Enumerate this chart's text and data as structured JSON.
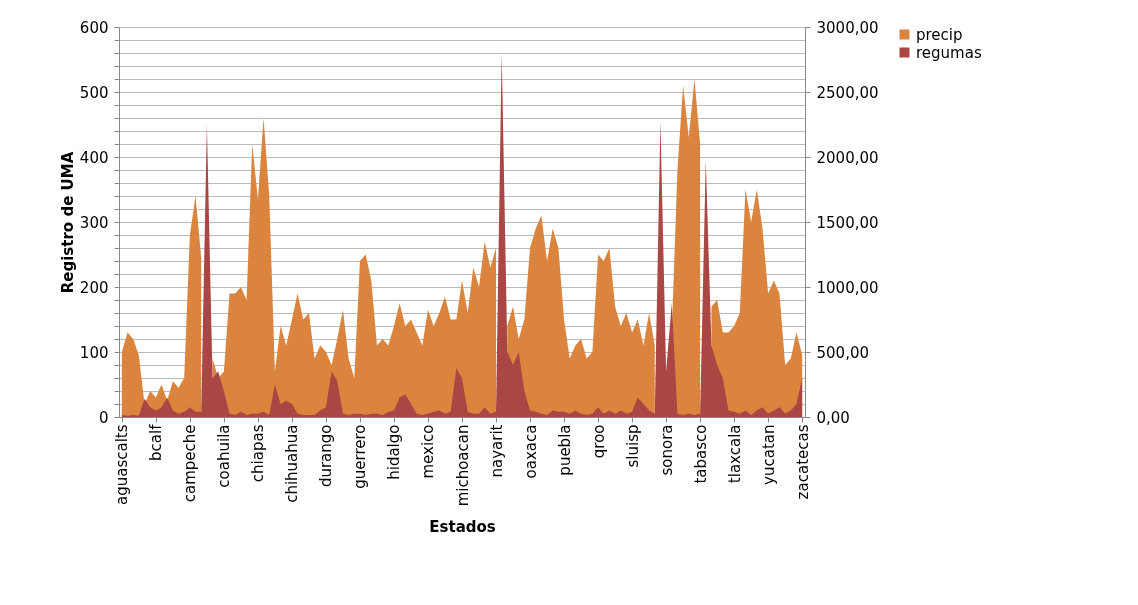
{
  "chart_data": {
    "type": "area",
    "xlabel": "Estados",
    "ylabel": "Registro de UMA",
    "categories": [
      "aguascalts",
      null,
      null,
      null,
      null,
      null,
      "bcalf",
      null,
      null,
      null,
      null,
      null,
      "campeche",
      null,
      null,
      null,
      null,
      null,
      "coahuila",
      null,
      null,
      null,
      null,
      null,
      "chiapas",
      null,
      null,
      null,
      null,
      null,
      "chihuahua",
      null,
      null,
      null,
      null,
      null,
      "durango",
      null,
      null,
      null,
      null,
      null,
      "guerrero",
      null,
      null,
      null,
      null,
      null,
      "hidalgo",
      null,
      null,
      null,
      null,
      null,
      "mexico",
      null,
      null,
      null,
      null,
      null,
      "michoacan",
      null,
      null,
      null,
      null,
      null,
      "nayarit",
      null,
      null,
      null,
      null,
      null,
      "oaxaca",
      null,
      null,
      null,
      null,
      null,
      "puebla",
      null,
      null,
      null,
      null,
      null,
      "qroo",
      null,
      null,
      null,
      null,
      null,
      "sluisp",
      null,
      null,
      null,
      null,
      null,
      "sonora",
      null,
      null,
      null,
      null,
      null,
      "tabasco",
      null,
      null,
      null,
      null,
      null,
      "tlaxcala",
      null,
      null,
      null,
      null,
      null,
      "yucatan",
      null,
      null,
      null,
      null,
      null,
      "zacatecas"
    ],
    "series": [
      {
        "name": "precip",
        "color": "#db843d",
        "axis": "y2",
        "values": [
          500,
          650,
          600,
          475,
          100,
          200,
          150,
          250,
          125,
          275,
          225,
          300,
          1400,
          1700,
          1225,
          null,
          450,
          300,
          350,
          950,
          950,
          1000,
          900,
          2100,
          1675,
          2300,
          1700,
          350,
          700,
          550,
          750,
          950,
          750,
          800,
          450,
          550,
          500,
          400,
          600,
          825,
          450,
          300,
          1200,
          1250,
          1050,
          550,
          600,
          550,
          700,
          875,
          700,
          750,
          650,
          550,
          825,
          700,
          800,
          925,
          750,
          750,
          1050,
          800,
          1150,
          1000,
          1350,
          1150,
          1300,
          null,
          700,
          850,
          600,
          750,
          1300,
          1450,
          1550,
          1200,
          1450,
          1300,
          750,
          450,
          550,
          600,
          450,
          500,
          1250,
          1200,
          1300,
          850,
          700,
          800,
          650,
          750,
          550,
          800,
          550,
          null,
          null,
          650,
          1900,
          2550,
          2150,
          2600,
          2100,
          null,
          850,
          900,
          650,
          650,
          700,
          800,
          1750,
          1500,
          1750,
          1450,
          950,
          1050,
          950,
          400,
          450,
          650,
          475
        ]
      },
      {
        "name": "regumas",
        "color": "#aa4643",
        "axis": "y",
        "values": [
          3,
          2,
          3,
          2,
          28,
          15,
          10,
          15,
          30,
          10,
          5,
          8,
          15,
          8,
          8,
          450,
          60,
          70,
          40,
          5,
          3,
          8,
          3,
          5,
          5,
          8,
          3,
          50,
          20,
          25,
          20,
          5,
          3,
          3,
          3,
          10,
          15,
          70,
          55,
          5,
          3,
          5,
          5,
          3,
          5,
          5,
          3,
          8,
          10,
          30,
          35,
          20,
          5,
          3,
          5,
          8,
          10,
          5,
          8,
          75,
          60,
          8,
          5,
          5,
          15,
          5,
          8,
          560,
          100,
          80,
          100,
          40,
          10,
          8,
          5,
          3,
          10,
          8,
          8,
          5,
          10,
          5,
          3,
          5,
          15,
          5,
          10,
          5,
          10,
          5,
          8,
          30,
          20,
          10,
          5,
          455,
          70,
          175,
          5,
          3,
          5,
          3,
          5,
          395,
          110,
          80,
          60,
          10,
          8,
          5,
          10,
          3,
          10,
          15,
          5,
          10,
          15,
          5,
          10,
          20,
          60
        ]
      }
    ],
    "ylim": [
      0,
      600
    ],
    "yticks": [
      0,
      {
        "value": 20,
        "label": null
      },
      {
        "value": 40,
        "label": null
      },
      {
        "value": 60,
        "label": null
      },
      {
        "value": 80,
        "label": null
      },
      100,
      {
        "value": 120,
        "label": null
      },
      {
        "value": 140,
        "label": null
      },
      {
        "value": 160,
        "label": null
      },
      {
        "value": 180,
        "label": null
      },
      200,
      {
        "value": 220,
        "label": null
      },
      {
        "value": 240,
        "label": null
      },
      {
        "value": 260,
        "label": null
      },
      {
        "value": 280,
        "label": null
      },
      300,
      {
        "value": 320,
        "label": null
      },
      {
        "value": 340,
        "label": null
      },
      {
        "value": 360,
        "label": null
      },
      {
        "value": 380,
        "label": null
      },
      400,
      {
        "value": 420,
        "label": null
      },
      {
        "value": 440,
        "label": null
      },
      {
        "value": 460,
        "label": null
      },
      {
        "value": 480,
        "label": null
      },
      500,
      {
        "value": 520,
        "label": null
      },
      {
        "value": 540,
        "label": null
      },
      {
        "value": 560,
        "label": null
      },
      {
        "value": 580,
        "label": null
      },
      600
    ],
    "y2lim": [
      0,
      3000
    ],
    "y2ticks": [
      {
        "value": 0,
        "label": "0,00"
      },
      {
        "value": 500,
        "label": "500,00"
      },
      {
        "value": 1000,
        "label": "1000,00"
      },
      {
        "value": 1500,
        "label": "1500,00"
      },
      {
        "value": 2000,
        "label": "2000,00"
      },
      {
        "value": 2500,
        "label": "2500,00"
      },
      {
        "value": 3000,
        "label": "3000,00"
      }
    ],
    "grid": "y",
    "legend": "right"
  }
}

* REQUIRED TASK *
Make an exact copy of the whole listing, but don't bring over any pictures.

* FULL SOLUTION *
Enumerate this chart's text and data as structured JSON.
{
  "chart_data": {
    "type": "area",
    "xlabel": "Estados",
    "ylabel": "Registro de UMA",
    "categories": [
      "aguascalts",
      null,
      null,
      null,
      null,
      null,
      "bcalf",
      null,
      null,
      null,
      null,
      null,
      "campeche",
      null,
      null,
      null,
      null,
      null,
      "coahuila",
      null,
      null,
      null,
      null,
      null,
      "chiapas",
      null,
      null,
      null,
      null,
      null,
      "chihuahua",
      null,
      null,
      null,
      null,
      null,
      "durango",
      null,
      null,
      null,
      null,
      null,
      "guerrero",
      null,
      null,
      null,
      null,
      null,
      "hidalgo",
      null,
      null,
      null,
      null,
      null,
      "mexico",
      null,
      null,
      null,
      null,
      null,
      "michoacan",
      null,
      null,
      null,
      null,
      null,
      "nayarit",
      null,
      null,
      null,
      null,
      null,
      "oaxaca",
      null,
      null,
      null,
      null,
      null,
      "puebla",
      null,
      null,
      null,
      null,
      null,
      "qroo",
      null,
      null,
      null,
      null,
      null,
      "sluisp",
      null,
      null,
      null,
      null,
      null,
      "sonora",
      null,
      null,
      null,
      null,
      null,
      "tabasco",
      null,
      null,
      null,
      null,
      null,
      "tlaxcala",
      null,
      null,
      null,
      null,
      null,
      "yucatan",
      null,
      null,
      null,
      null,
      null,
      "zacatecas"
    ],
    "series": [
      {
        "name": "precip",
        "color": "#db843d",
        "axis": "y2",
        "values": [
          500,
          650,
          600,
          475,
          100,
          200,
          150,
          250,
          125,
          275,
          225,
          300,
          1400,
          1700,
          1225,
          null,
          450,
          300,
          350,
          950,
          950,
          1000,
          900,
          2100,
          1675,
          2300,
          1700,
          350,
          700,
          550,
          750,
          950,
          750,
          800,
          450,
          550,
          500,
          400,
          600,
          825,
          450,
          300,
          1200,
          1250,
          1050,
          550,
          600,
          550,
          700,
          875,
          700,
          750,
          650,
          550,
          825,
          700,
          800,
          925,
          750,
          750,
          1050,
          800,
          1150,
          1000,
          1350,
          1150,
          1300,
          null,
          700,
          850,
          600,
          750,
          1300,
          1450,
          1550,
          1200,
          1450,
          1300,
          750,
          450,
          550,
          600,
          450,
          500,
          1250,
          1200,
          1300,
          850,
          700,
          800,
          650,
          750,
          550,
          800,
          550,
          null,
          null,
          650,
          1900,
          2550,
          2150,
          2600,
          2100,
          null,
          850,
          900,
          650,
          650,
          700,
          800,
          1750,
          1500,
          1750,
          1450,
          950,
          1050,
          950,
          400,
          450,
          650,
          475
        ]
      },
      {
        "name": "regumas",
        "color": "#aa4643",
        "axis": "y",
        "values": [
          3,
          2,
          3,
          2,
          28,
          15,
          10,
          15,
          30,
          10,
          5,
          8,
          15,
          8,
          8,
          450,
          60,
          70,
          40,
          5,
          3,
          8,
          3,
          5,
          5,
          8,
          3,
          50,
          20,
          25,
          20,
          5,
          3,
          3,
          3,
          10,
          15,
          70,
          55,
          5,
          3,
          5,
          5,
          3,
          5,
          5,
          3,
          8,
          10,
          30,
          35,
          20,
          5,
          3,
          5,
          8,
          10,
          5,
          8,
          75,
          60,
          8,
          5,
          5,
          15,
          5,
          8,
          560,
          100,
          80,
          100,
          40,
          10,
          8,
          5,
          3,
          10,
          8,
          8,
          5,
          10,
          5,
          3,
          5,
          15,
          5,
          10,
          5,
          10,
          5,
          8,
          30,
          20,
          10,
          5,
          455,
          70,
          175,
          5,
          3,
          5,
          3,
          5,
          395,
          110,
          80,
          60,
          10,
          8,
          5,
          10,
          3,
          10,
          15,
          5,
          10,
          15,
          5,
          10,
          20,
          60
        ]
      }
    ],
    "ylim": [
      0,
      600
    ],
    "yticks": [
      0,
      {
        "value": 20,
        "label": null
      },
      {
        "value": 40,
        "label": null
      },
      {
        "value": 60,
        "label": null
      },
      {
        "value": 80,
        "label": null
      },
      100,
      {
        "value": 120,
        "label": null
      },
      {
        "value": 140,
        "label": null
      },
      {
        "value": 160,
        "label": null
      },
      {
        "value": 180,
        "label": null
      },
      200,
      {
        "value": 220,
        "label": null
      },
      {
        "value": 240,
        "label": null
      },
      {
        "value": 260,
        "label": null
      },
      {
        "value": 280,
        "label": null
      },
      300,
      {
        "value": 320,
        "label": null
      },
      {
        "value": 340,
        "label": null
      },
      {
        "value": 360,
        "label": null
      },
      {
        "value": 380,
        "label": null
      },
      400,
      {
        "value": 420,
        "label": null
      },
      {
        "value": 440,
        "label": null
      },
      {
        "value": 460,
        "label": null
      },
      {
        "value": 480,
        "label": null
      },
      500,
      {
        "value": 520,
        "label": null
      },
      {
        "value": 540,
        "label": null
      },
      {
        "value": 560,
        "label": null
      },
      {
        "value": 580,
        "label": null
      },
      600
    ],
    "y2lim": [
      0,
      3000
    ],
    "y2ticks": [
      {
        "value": 0,
        "label": "0,00"
      },
      {
        "value": 500,
        "label": "500,00"
      },
      {
        "value": 1000,
        "label": "1000,00"
      },
      {
        "value": 1500,
        "label": "1500,00"
      },
      {
        "value": 2000,
        "label": "2000,00"
      },
      {
        "value": 2500,
        "label": "2500,00"
      },
      {
        "value": 3000,
        "label": "3000,00"
      }
    ],
    "grid": "y",
    "legend": "right"
  }
}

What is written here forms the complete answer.